→ Work to be completed
All entries are to be quoted exactly; the images stay out of the copy.
## start Material to process
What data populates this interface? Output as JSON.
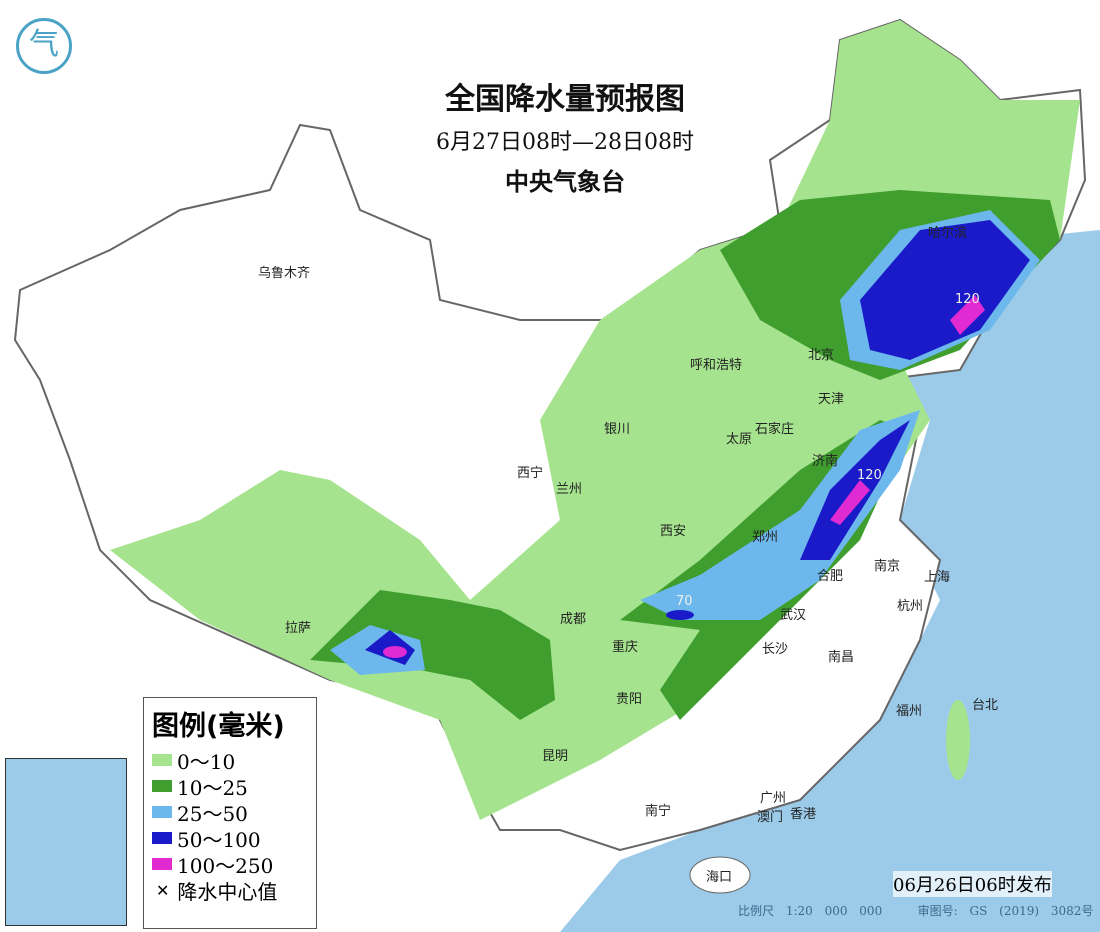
{
  "header": {
    "title": "全国降水量预报图",
    "period": "6月27日08时—28日08时",
    "agency": "中央气象台"
  },
  "logo": {
    "icon": "cma-logo"
  },
  "legend": {
    "title": "图例(毫米)",
    "items": [
      {
        "label": "0～10",
        "color": "#a6e38e"
      },
      {
        "label": "10～25",
        "color": "#3f9e2e"
      },
      {
        "label": "25～50",
        "color": "#6cb8ec"
      },
      {
        "label": "50～100",
        "color": "#1a1ac8"
      },
      {
        "label": "100～250",
        "color": "#e02ad2"
      }
    ],
    "center_label": "降水中心值"
  },
  "cities": [
    {
      "name": "乌鲁木齐"
    },
    {
      "name": "哈尔滨"
    },
    {
      "name": "呼和浩特"
    },
    {
      "name": "北京"
    },
    {
      "name": "天津"
    },
    {
      "name": "银川"
    },
    {
      "name": "太原"
    },
    {
      "name": "石家庄"
    },
    {
      "name": "济南"
    },
    {
      "name": "西宁"
    },
    {
      "name": "兰州"
    },
    {
      "name": "西安"
    },
    {
      "name": "郑州"
    },
    {
      "name": "拉萨"
    },
    {
      "name": "成都"
    },
    {
      "name": "重庆"
    },
    {
      "name": "武汉"
    },
    {
      "name": "合肥"
    },
    {
      "name": "南京"
    },
    {
      "name": "上海"
    },
    {
      "name": "杭州"
    },
    {
      "name": "长沙"
    },
    {
      "name": "南昌"
    },
    {
      "name": "贵阳"
    },
    {
      "name": "昆明"
    },
    {
      "name": "福州"
    },
    {
      "name": "台北"
    },
    {
      "name": "南宁"
    },
    {
      "name": "广州"
    },
    {
      "name": "澳门"
    },
    {
      "name": "香港"
    },
    {
      "name": "海口"
    }
  ],
  "center_values": [
    "120",
    "120",
    "70"
  ],
  "footer": {
    "issued": "06月26日06时发布",
    "scale": "比例尺 1:20 000 000",
    "map_no": "审图号: GS (2019) 3082号"
  },
  "colors": {
    "sea": "#9ccbea",
    "land": "#ffffff"
  }
}
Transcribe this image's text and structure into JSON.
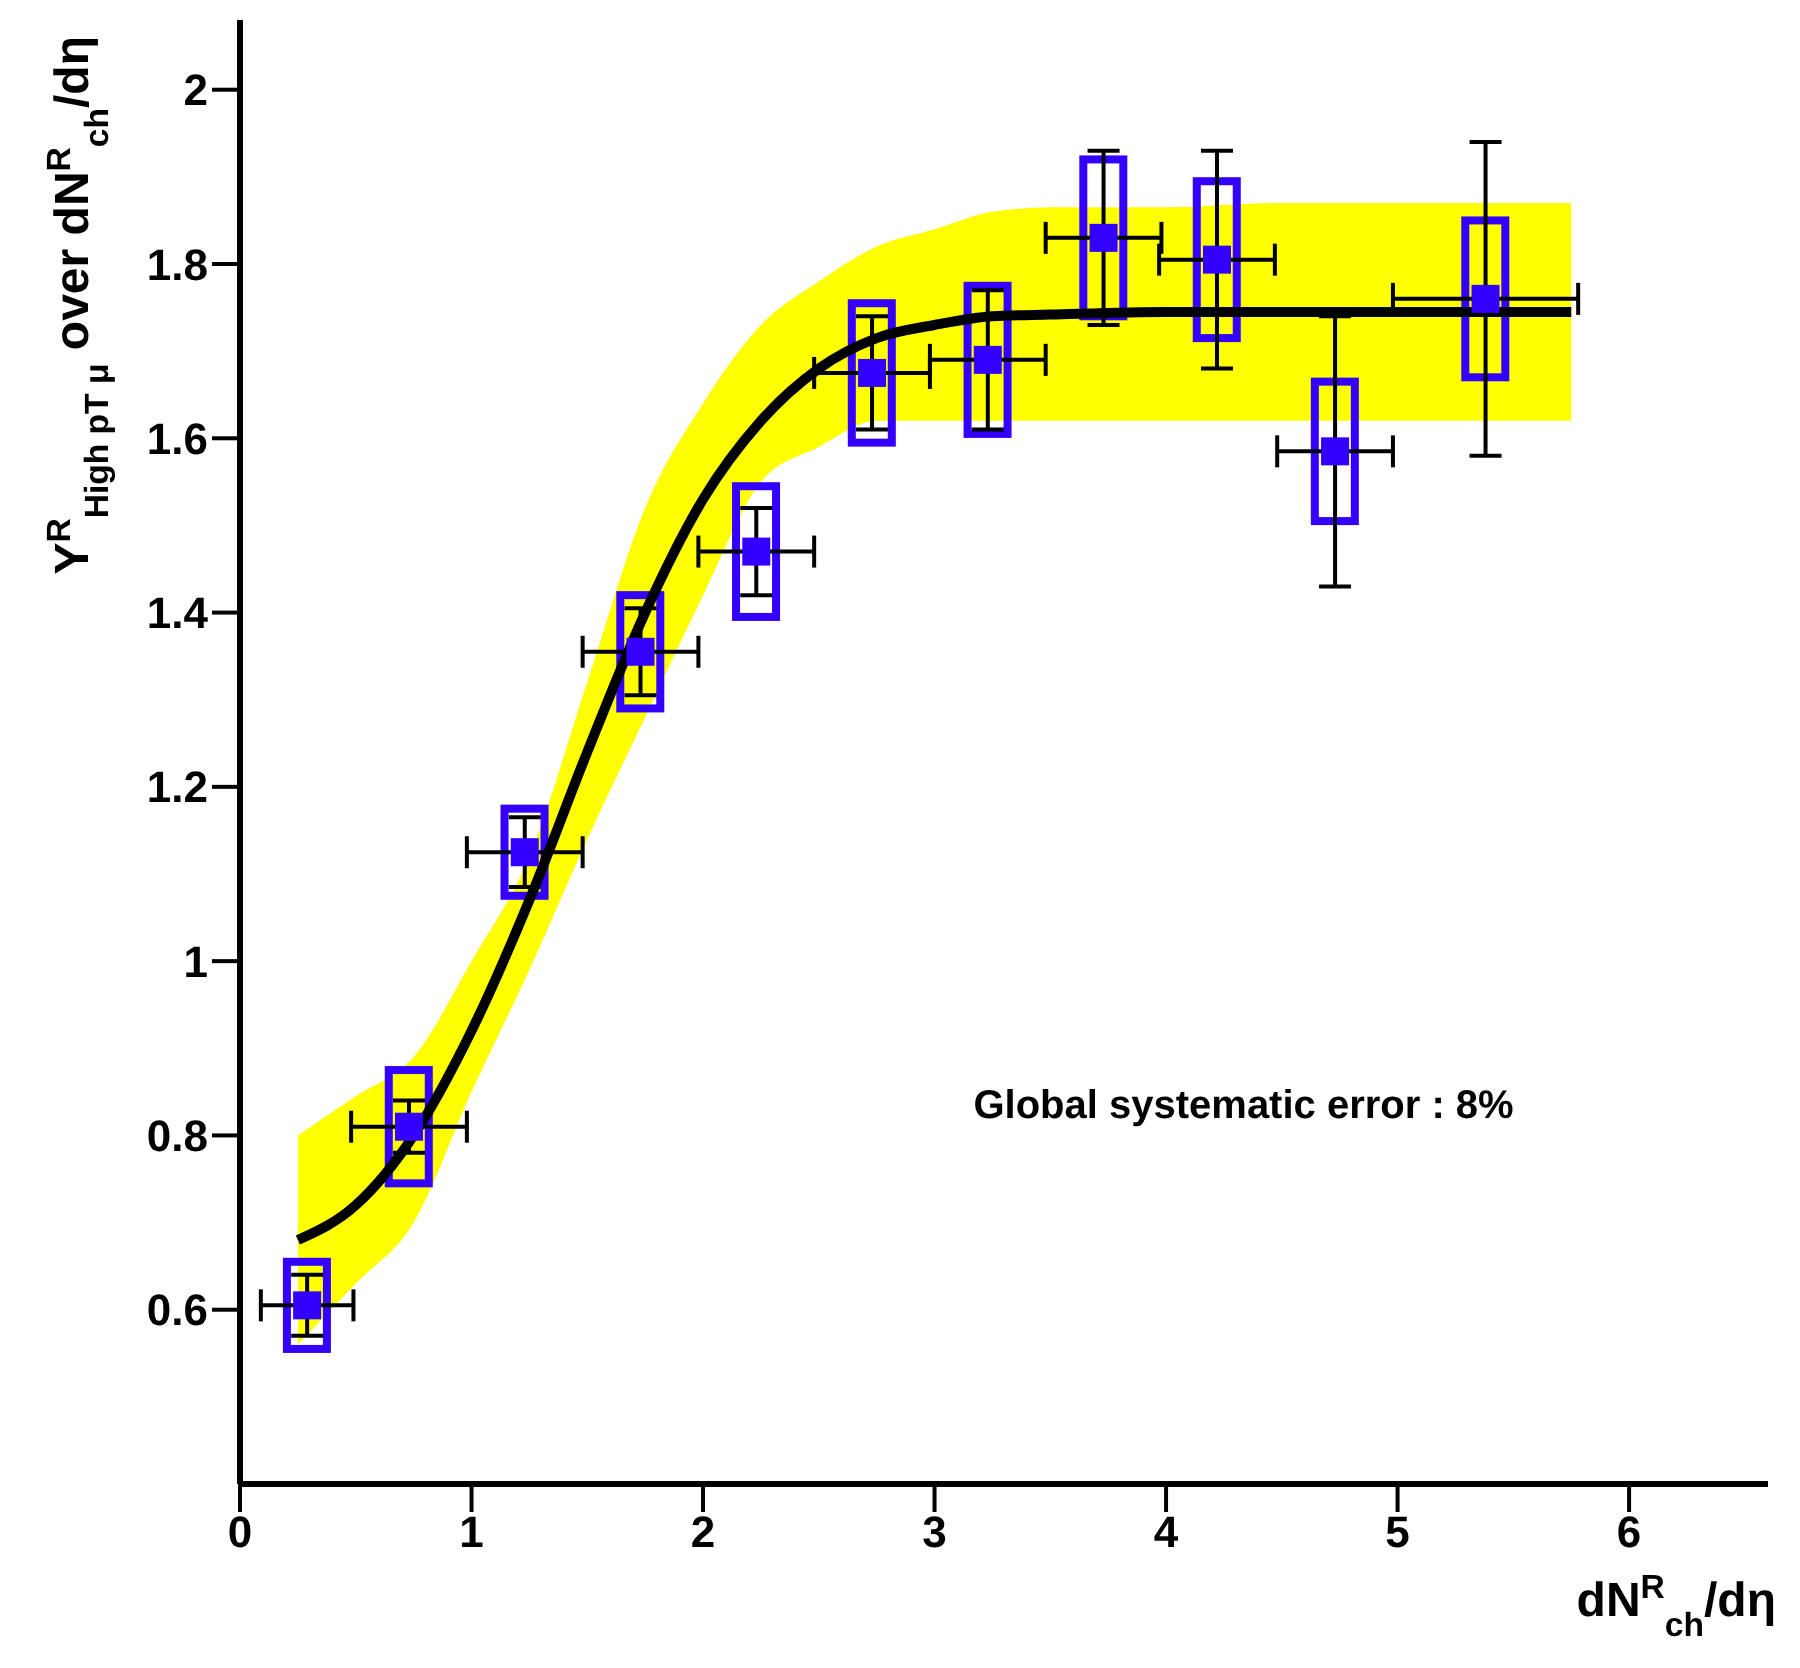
{
  "chart_data": {
    "type": "scatter",
    "xlabel": "dN$^{R}$$_{ch}$/dη",
    "ylabel": "Y$^{R}$$_{High pT μ}$ over dN$^{R}$$_{ch}$/dη",
    "annotations": [
      "Global systematic error : 8%"
    ],
    "xlim": [
      0,
      6.6
    ],
    "xticks": [
      0,
      1,
      2,
      3,
      4,
      5,
      6
    ],
    "ylim": [
      0.4,
      2.08
    ],
    "yticks": [
      0.6,
      0.8,
      1,
      1.2,
      1.4,
      1.6,
      1.8,
      2
    ],
    "series": [
      {
        "type": "line",
        "color": "#000000",
        "marker": "none",
        "line_style": "solid",
        "x": [
          0.25,
          0.5,
          0.75,
          1,
          1.25,
          1.5,
          1.75,
          2,
          2.25,
          2.5,
          2.75,
          3,
          3.25,
          3.5,
          4,
          4.5,
          5,
          5.5,
          5.75
        ],
        "values": [
          0.68,
          0.72,
          0.8,
          0.92,
          1.07,
          1.24,
          1.4,
          1.53,
          1.62,
          1.68,
          1.715,
          1.73,
          1.74,
          1.742,
          1.745,
          1.745,
          1.745,
          1.745,
          1.745
        ],
        "lower": [
          0.56,
          0.63,
          0.7,
          0.85,
          0.99,
          1.14,
          1.28,
          1.42,
          1.55,
          1.59,
          1.62,
          1.62,
          1.62,
          1.62,
          1.62,
          1.62,
          1.62,
          1.62,
          1.62
        ],
        "upper": [
          0.8,
          0.845,
          0.89,
          1.0,
          1.12,
          1.32,
          1.52,
          1.64,
          1.73,
          1.78,
          1.82,
          1.84,
          1.86,
          1.865,
          1.865,
          1.87,
          1.87,
          1.87,
          1.87
        ]
      },
      {
        "type": "bar",
        "color": "#3300ff",
        "x": [
          0.29,
          0.73,
          1.23,
          1.73,
          2.23,
          2.73,
          3.23,
          3.73,
          4.22,
          4.73,
          5.38
        ],
        "base": [
          0.555,
          0.745,
          1.075,
          1.29,
          1.395,
          1.595,
          1.605,
          1.74,
          1.715,
          1.505,
          1.67
        ],
        "values": [
          0.1,
          0.13,
          0.1,
          0.13,
          0.15,
          0.16,
          0.17,
          0.18,
          0.18,
          0.16,
          0.18
        ]
      },
      {
        "color": "#3300ff",
        "marker": "square",
        "x": [
          0.29,
          0.73,
          1.23,
          1.73,
          2.23,
          2.73,
          3.23,
          3.73,
          4.22,
          4.73,
          5.38
        ],
        "values": [
          0.605,
          0.81,
          1.125,
          1.355,
          1.47,
          1.675,
          1.69,
          1.83,
          1.805,
          1.585,
          1.76
        ],
        "errors": [
          0.035,
          0.03,
          0.04,
          0.05,
          0.05,
          0.065,
          0.08,
          0.1,
          0.125,
          0.155,
          0.18
        ],
        "xerrors": [
          0.2,
          0.25,
          0.25,
          0.25,
          0.25,
          0.25,
          0.25,
          0.25,
          0.25,
          0.25,
          0.4
        ]
      }
    ]
  }
}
## end Material to process
→ Result for this exercise
What data populates this interface? Output as JSON.
{
  "header": {
    "title": "全国降水量预报图",
    "period": "6月27日08时—28日08时",
    "agency": "中央气象台"
  },
  "logo": {
    "icon": "cma-logo"
  },
  "legend": {
    "title": "图例(毫米)",
    "items": [
      {
        "label": "0～10",
        "color": "#a6e38e"
      },
      {
        "label": "10～25",
        "color": "#3f9e2e"
      },
      {
        "label": "25～50",
        "color": "#6cb8ec"
      },
      {
        "label": "50～100",
        "color": "#1a1ac8"
      },
      {
        "label": "100～250",
        "color": "#e02ad2"
      }
    ],
    "center_label": "降水中心值"
  },
  "cities": [
    {
      "name": "乌鲁木齐"
    },
    {
      "name": "哈尔滨"
    },
    {
      "name": "呼和浩特"
    },
    {
      "name": "北京"
    },
    {
      "name": "天津"
    },
    {
      "name": "银川"
    },
    {
      "name": "太原"
    },
    {
      "name": "石家庄"
    },
    {
      "name": "济南"
    },
    {
      "name": "西宁"
    },
    {
      "name": "兰州"
    },
    {
      "name": "西安"
    },
    {
      "name": "郑州"
    },
    {
      "name": "拉萨"
    },
    {
      "name": "成都"
    },
    {
      "name": "重庆"
    },
    {
      "name": "武汉"
    },
    {
      "name": "合肥"
    },
    {
      "name": "南京"
    },
    {
      "name": "上海"
    },
    {
      "name": "杭州"
    },
    {
      "name": "长沙"
    },
    {
      "name": "南昌"
    },
    {
      "name": "贵阳"
    },
    {
      "name": "昆明"
    },
    {
      "name": "福州"
    },
    {
      "name": "台北"
    },
    {
      "name": "南宁"
    },
    {
      "name": "广州"
    },
    {
      "name": "澳门"
    },
    {
      "name": "香港"
    },
    {
      "name": "海口"
    }
  ],
  "center_values": [
    "120",
    "120",
    "70"
  ],
  "footer": {
    "issued": "06月26日06时发布",
    "scale": "比例尺 1:20 000 000",
    "map_no": "审图号: GS (2019) 3082号"
  },
  "colors": {
    "sea": "#9ccbea",
    "land": "#ffffff"
  }
}
Transcribe this image's text and structure into JSON.
{
  "chart_data": {
    "type": "scatter",
    "xlabel": "dN$^{R}$$_{ch}$/dη",
    "ylabel": "Y$^{R}$$_{High pT μ}$ over dN$^{R}$$_{ch}$/dη",
    "annotations": [
      "Global systematic error : 8%"
    ],
    "xlim": [
      0,
      6.6
    ],
    "xticks": [
      0,
      1,
      2,
      3,
      4,
      5,
      6
    ],
    "ylim": [
      0.4,
      2.08
    ],
    "yticks": [
      0.6,
      0.8,
      1,
      1.2,
      1.4,
      1.6,
      1.8,
      2
    ],
    "series": [
      {
        "type": "line",
        "color": "#000000",
        "marker": "none",
        "line_style": "solid",
        "x": [
          0.25,
          0.5,
          0.75,
          1,
          1.25,
          1.5,
          1.75,
          2,
          2.25,
          2.5,
          2.75,
          3,
          3.25,
          3.5,
          4,
          4.5,
          5,
          5.5,
          5.75
        ],
        "values": [
          0.68,
          0.72,
          0.8,
          0.92,
          1.07,
          1.24,
          1.4,
          1.53,
          1.62,
          1.68,
          1.715,
          1.73,
          1.74,
          1.742,
          1.745,
          1.745,
          1.745,
          1.745,
          1.745
        ],
        "lower": [
          0.56,
          0.63,
          0.7,
          0.85,
          0.99,
          1.14,
          1.28,
          1.42,
          1.55,
          1.59,
          1.62,
          1.62,
          1.62,
          1.62,
          1.62,
          1.62,
          1.62,
          1.62,
          1.62
        ],
        "upper": [
          0.8,
          0.845,
          0.89,
          1.0,
          1.12,
          1.32,
          1.52,
          1.64,
          1.73,
          1.78,
          1.82,
          1.84,
          1.86,
          1.865,
          1.865,
          1.87,
          1.87,
          1.87,
          1.87
        ]
      },
      {
        "type": "bar",
        "color": "#3300ff",
        "x": [
          0.29,
          0.73,
          1.23,
          1.73,
          2.23,
          2.73,
          3.23,
          3.73,
          4.22,
          4.73,
          5.38
        ],
        "base": [
          0.555,
          0.745,
          1.075,
          1.29,
          1.395,
          1.595,
          1.605,
          1.74,
          1.715,
          1.505,
          1.67
        ],
        "values": [
          0.1,
          0.13,
          0.1,
          0.13,
          0.15,
          0.16,
          0.17,
          0.18,
          0.18,
          0.16,
          0.18
        ]
      },
      {
        "color": "#3300ff",
        "marker": "square",
        "x": [
          0.29,
          0.73,
          1.23,
          1.73,
          2.23,
          2.73,
          3.23,
          3.73,
          4.22,
          4.73,
          5.38
        ],
        "values": [
          0.605,
          0.81,
          1.125,
          1.355,
          1.47,
          1.675,
          1.69,
          1.83,
          1.805,
          1.585,
          1.76
        ],
        "errors": [
          0.035,
          0.03,
          0.04,
          0.05,
          0.05,
          0.065,
          0.08,
          0.1,
          0.125,
          0.155,
          0.18
        ],
        "xerrors": [
          0.2,
          0.25,
          0.25,
          0.25,
          0.25,
          0.25,
          0.25,
          0.25,
          0.25,
          0.25,
          0.4
        ]
      }
    ]
  }
}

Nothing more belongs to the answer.